**Short exercise:**
Scan the entries below for the word "CuAu". Copy each line that has it.

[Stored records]
--
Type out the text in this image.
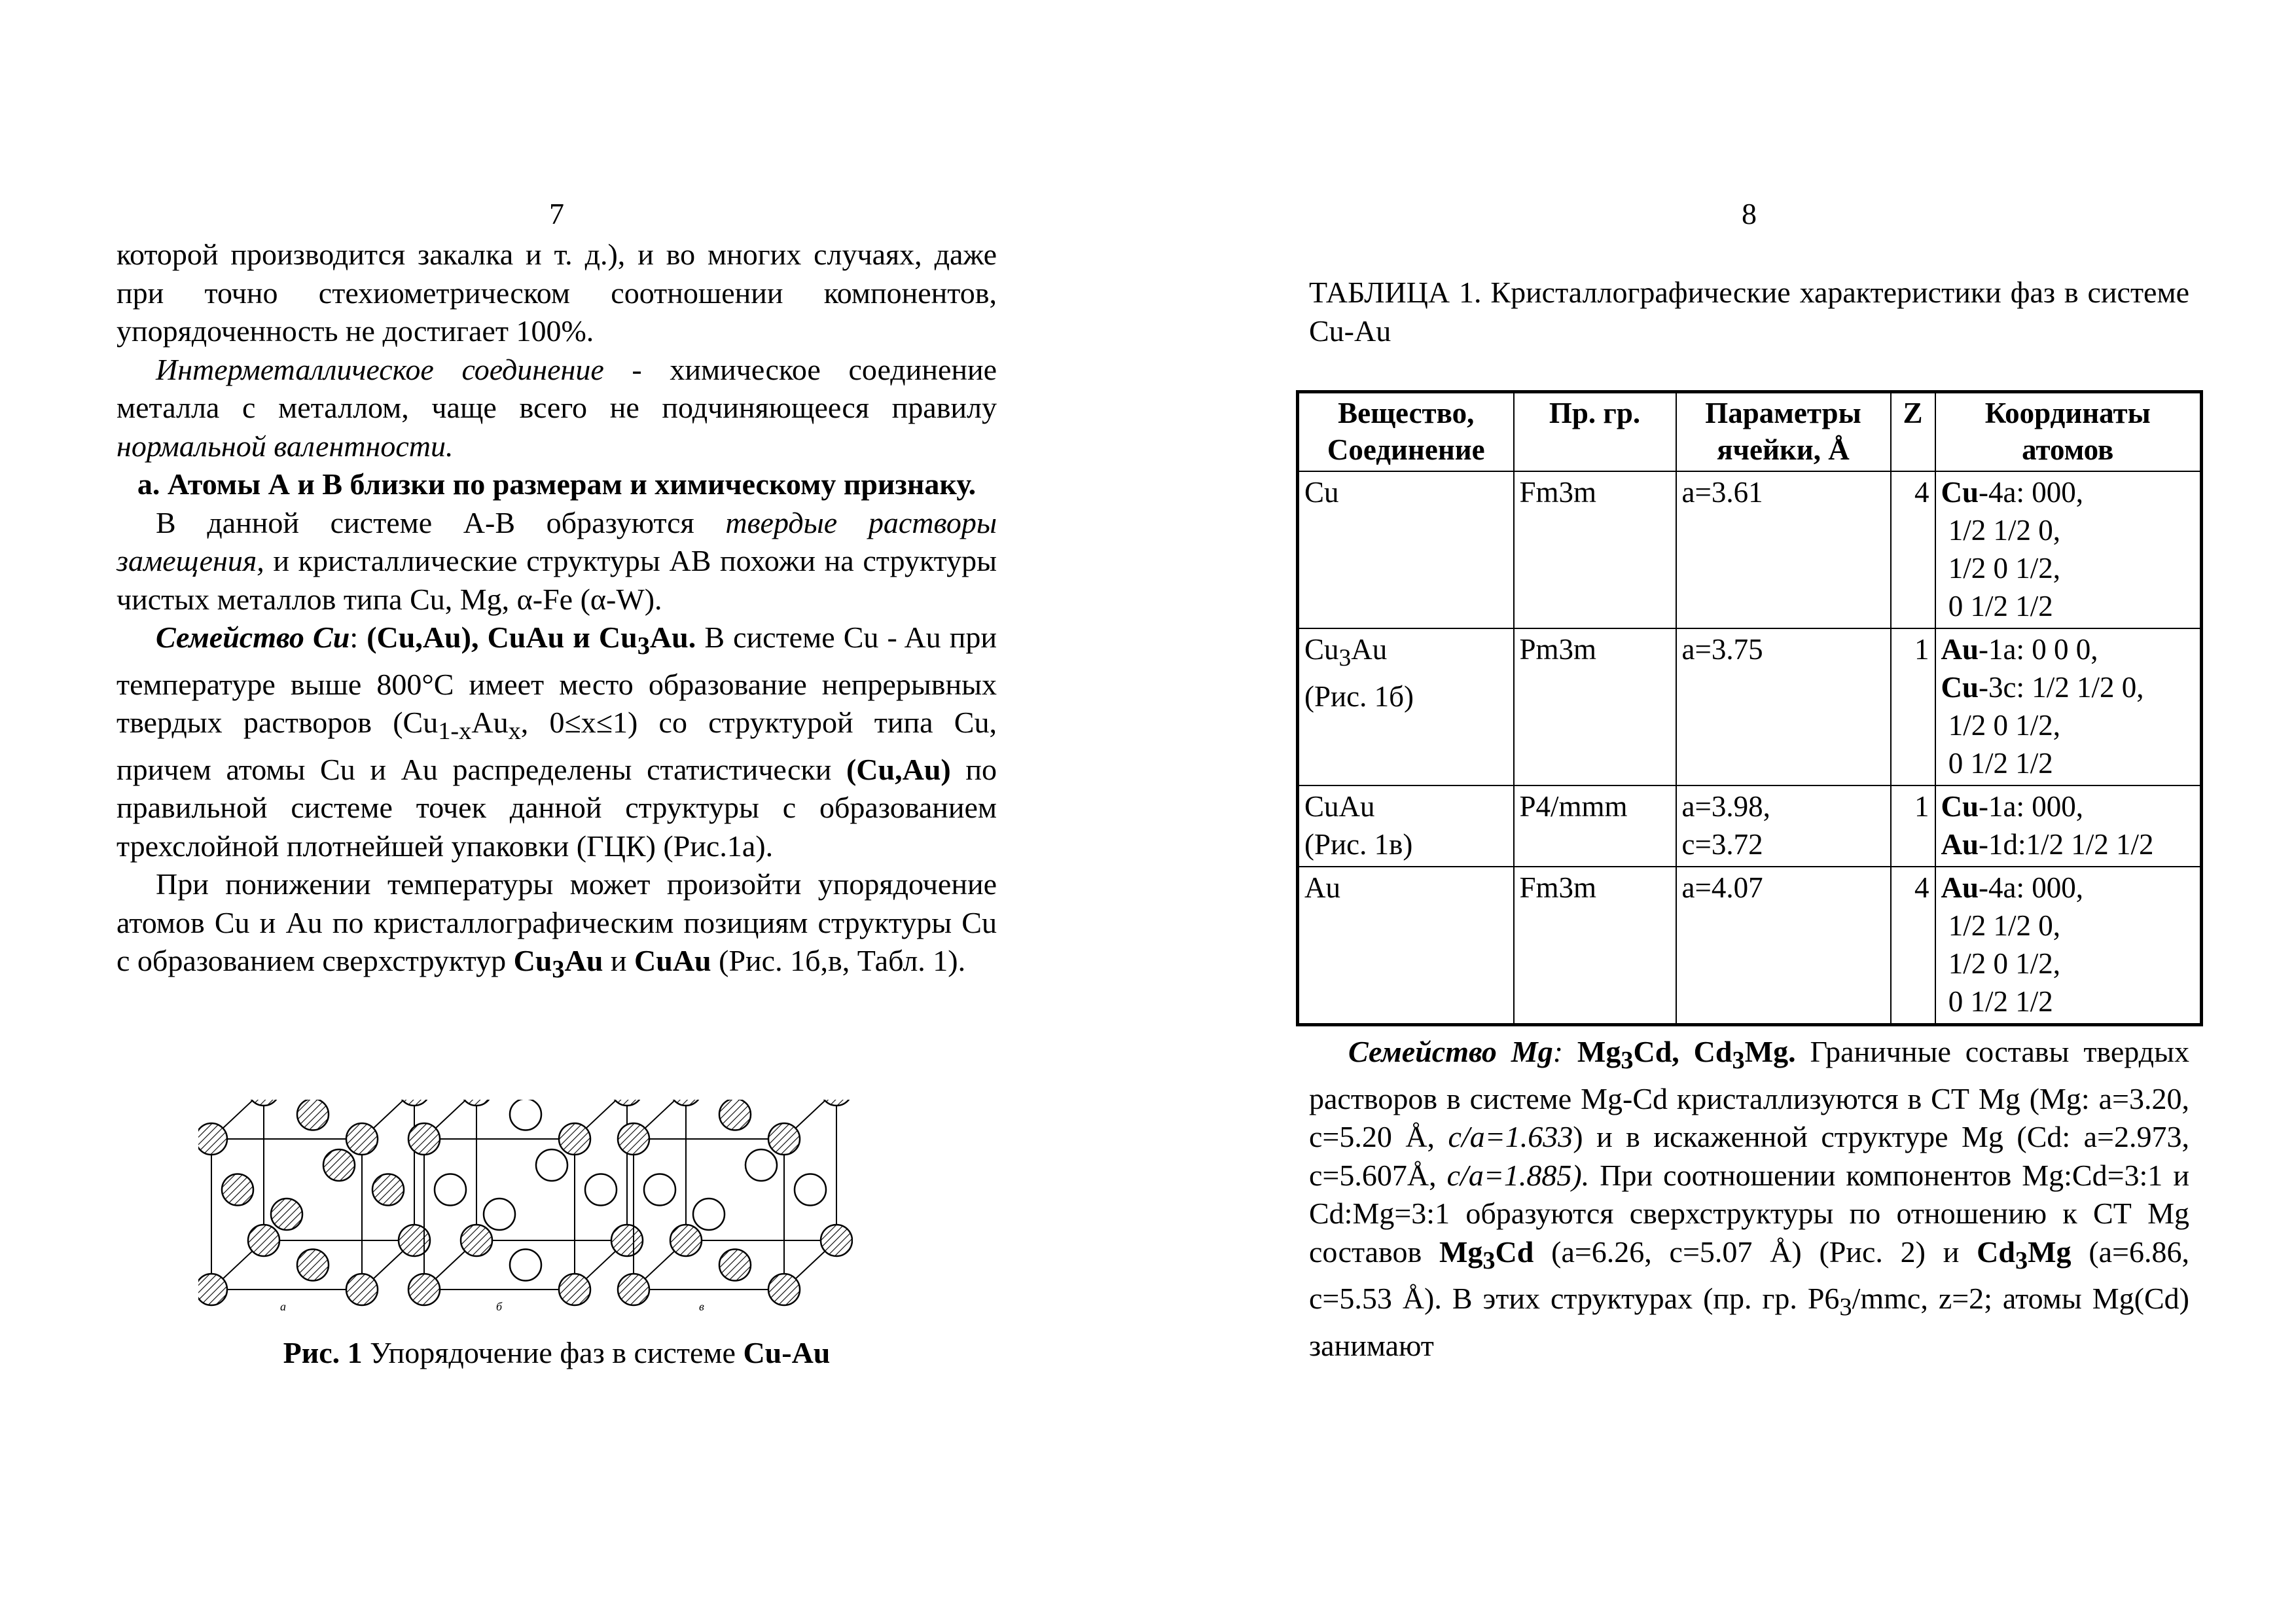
7

которой производится закалка и т. д.), и во многих случаях, даже при точно стехиометрическом соотношении компонентов, упорядоченность не достигает 100%.

Интерметаллическое соединение - химическое соединение металла с металлом, чаще всего не подчиняющееся правилу нормальной валентности.

а. Атомы А и В близки по размерам и химическому признаку.

В данной системе А-В образуются твердые растворы замещения, и кристаллические структуры АВ похожи на структуры чистых металлов типа Cu, Mg, α-Fe (α-W).

Семейство Cu: (Cu,Au), CuAu и $Cu_3Au$. В системе Cu - Au при температуре выше 800°С имеет место образование непрерывных твердых растворов ($Cu_{1-x}Au_x$, 0≤x≤1) со структурой типа Cu, причем атомы Cu и Au распределены статистически (Cu,Au) по правильной системе точек данной структуры с образованием трехслойной плотнейшей упаковки (ГЦК) (Рис.1а).

При понижении температуры может произойти упорядочение атомов Cu и Au по кристаллографическим позициям структуры Cu с образованием сверхструктур $Cu_3Au$ и CuAu (Рис. 1б,в, Табл. 1).

а	б	в
Рис. 1 Упорядочение фаз в системе Cu-Au
8
ТАБЛИЦА 1. Кристаллографические характеристики фаз в системе Cu-Au
Вещество, Соединение	Пр. гр.	Параметры ячейки, Å	Z	Координаты атомов

Cu	Fm3m	a=3.61	4	Cu-4a: 000,
1/2 1/2 0,
1/2 0 1/2,
0 1/2 1/2

$Cu_3Au$
(Рис. 1б)	Pm3m	a=3.75	1	Au-1a: 0 0 0,
Cu-3c: 1/2 1/2 0,
1/2 0 1/2,
0 1/2 1/2

CuAu
(Рис. 1в)	P4/mmm	a=3.98,
c=3.72	1	Cu-1a: 000,
Au-1d:1/2 1/2 1/2

Au	Fm3m	a=4.07	4	Au-4a: 000,
1/2 1/2 0,
1/2 0 1/2,
0 1/2 1/2

Семейство Mg: $Mg_3Cd$, $Cd_3Mg$. Граничные составы твердых растворов в системе Mg-Cd кристаллизуются в СТ Mg (Mg: a=3.20, c=5.20 Å, c/a=1.633) и в искаженной структуре Mg (Cd: a=2.973, c=5.607Å, c/a=1.885). При соотношении компонентов Mg:Cd=3:1 и Cd:Mg=3:1 образуются сверхструктуры по отношению к СТ Mg составов $Mg_3Cd$ (a=6.26, c=5.07 Å) (Рис. 2) и $Cd_3Mg$ (a=6.86, c=5.53 Å). В этих структурах (пр. гр. $P6_3$/mmc, z=2; атомы Mg(Cd) занимают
--
**Completed task:**
Семейство Cu: (Cu,Au), CuAu и $Cu_3Au$. В системе Cu - Au при температуре выше 800°С имеет место образование непрерывных твердых растворов ($Cu_{1-x}Au_x$, 0≤x≤1) со структурой типа Cu, причем атомы Cu и Au распределены статистически (Cu,Au) по правильной системе точек данной структуры с образованием трехслойной плотнейшей упаковки (ГЦК) (Рис.1а).
При понижении температуры может произойти упорядочение атомов Cu и Au по кристаллографическим позициям структуры Cu с образованием сверхструктур $Cu_3Au$ и CuAu (Рис. 1б,в, Табл. 1).
CuAu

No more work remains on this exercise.